Work to do: Return the records that follow unaltered. Omit every picture.

Data supplied:

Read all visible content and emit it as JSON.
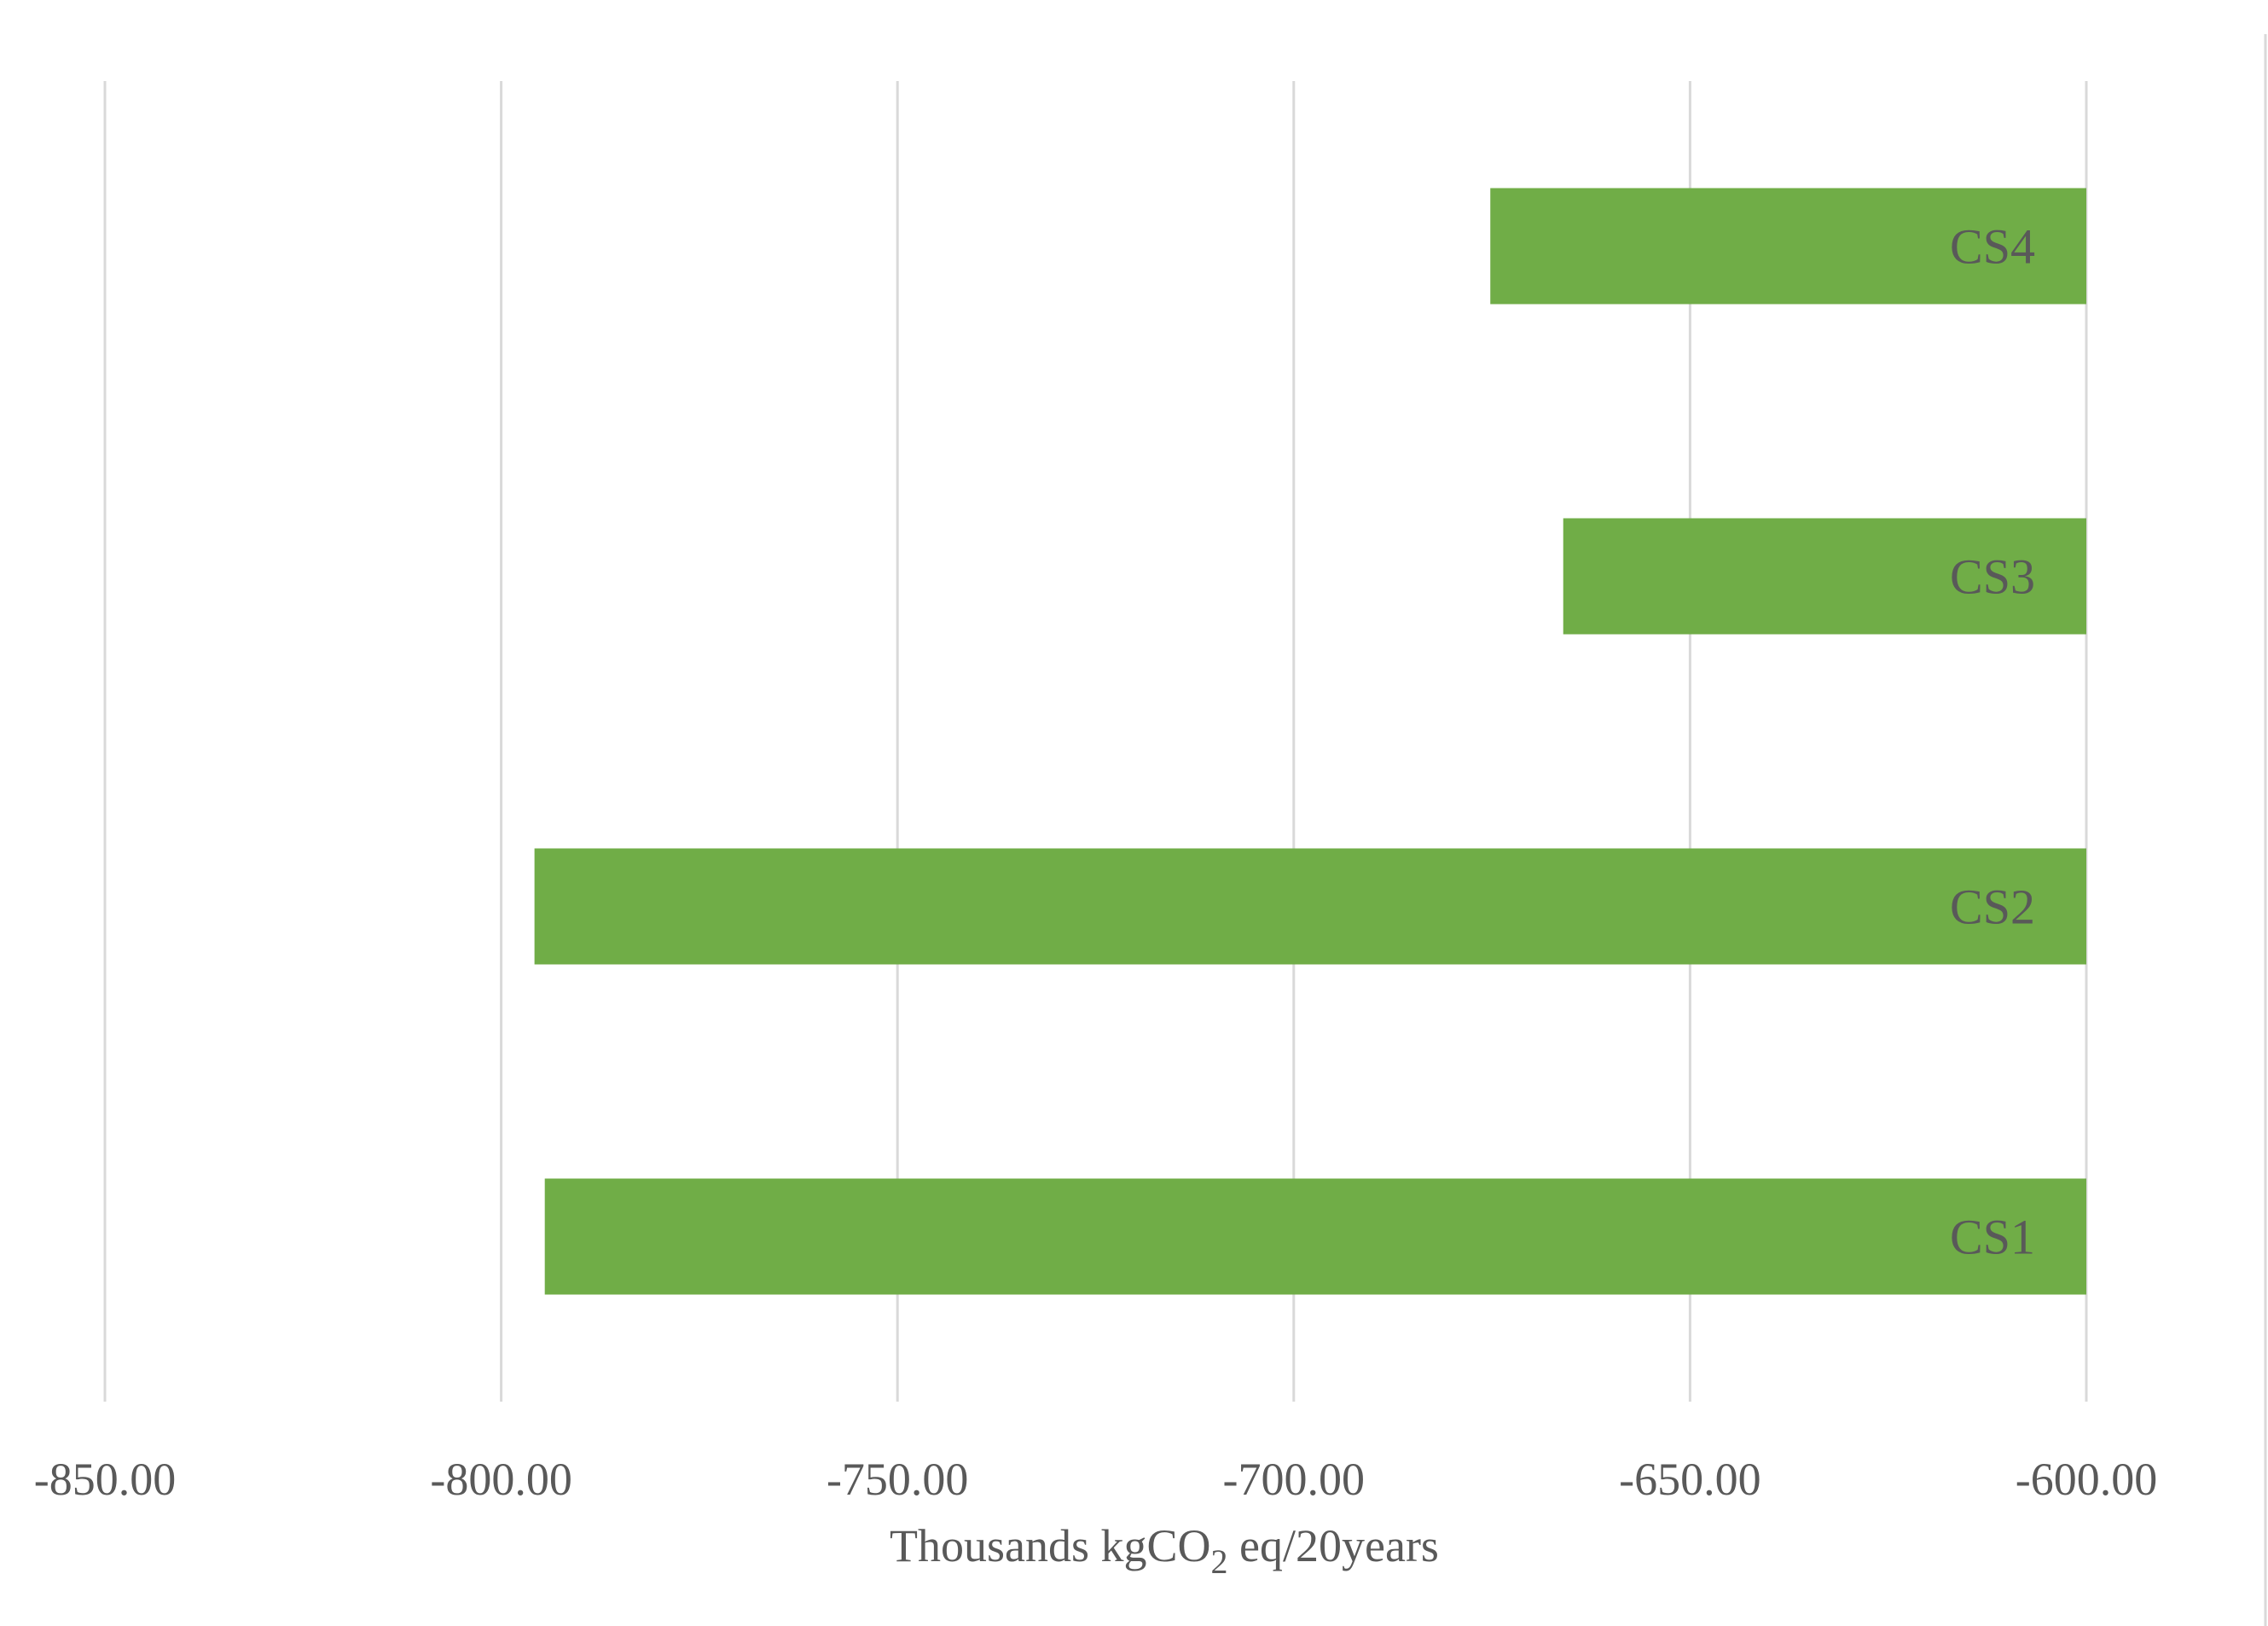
{
  "chart_data": {
    "type": "bar",
    "orientation": "horizontal",
    "categories": [
      "CS1",
      "CS2",
      "CS3",
      "CS4"
    ],
    "values": [
      -794.5,
      -795.8,
      -666.0,
      -675.2
    ],
    "bar_baseline": -600,
    "xlim": [
      -850,
      -600
    ],
    "x_ticks": [
      -850,
      -800,
      -750,
      -700,
      -650,
      -600
    ],
    "x_tick_labels": [
      "-850.00",
      "-800.00",
      "-750.00",
      "-700.00",
      "-650.00",
      "-600.00"
    ],
    "xlabel_parts": {
      "before": "Thousands kgCO",
      "subscript": "2",
      "after": " eq/20years"
    },
    "title": "",
    "ylabel": "",
    "grid": "vertical",
    "legend": "none",
    "bar_color": "#70ad47",
    "label_color": "#595959",
    "grid_color": "#d9d9d9"
  }
}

Solution:
Read all visible content and emit it as JSON.
{
  "chart_data": {
    "type": "bar",
    "orientation": "horizontal",
    "categories": [
      "CS1",
      "CS2",
      "CS3",
      "CS4"
    ],
    "values": [
      -794.5,
      -795.8,
      -666.0,
      -675.2
    ],
    "bar_baseline": -600,
    "xlim": [
      -850,
      -600
    ],
    "x_ticks": [
      -850,
      -800,
      -750,
      -700,
      -650,
      -600
    ],
    "x_tick_labels": [
      "-850.00",
      "-800.00",
      "-750.00",
      "-700.00",
      "-650.00",
      "-600.00"
    ],
    "xlabel_parts": {
      "before": "Thousands kgCO",
      "subscript": "2",
      "after": " eq/20years"
    },
    "title": "",
    "ylabel": "",
    "grid": "vertical",
    "legend": "none",
    "bar_color": "#70ad47",
    "label_color": "#595959",
    "grid_color": "#d9d9d9"
  }
}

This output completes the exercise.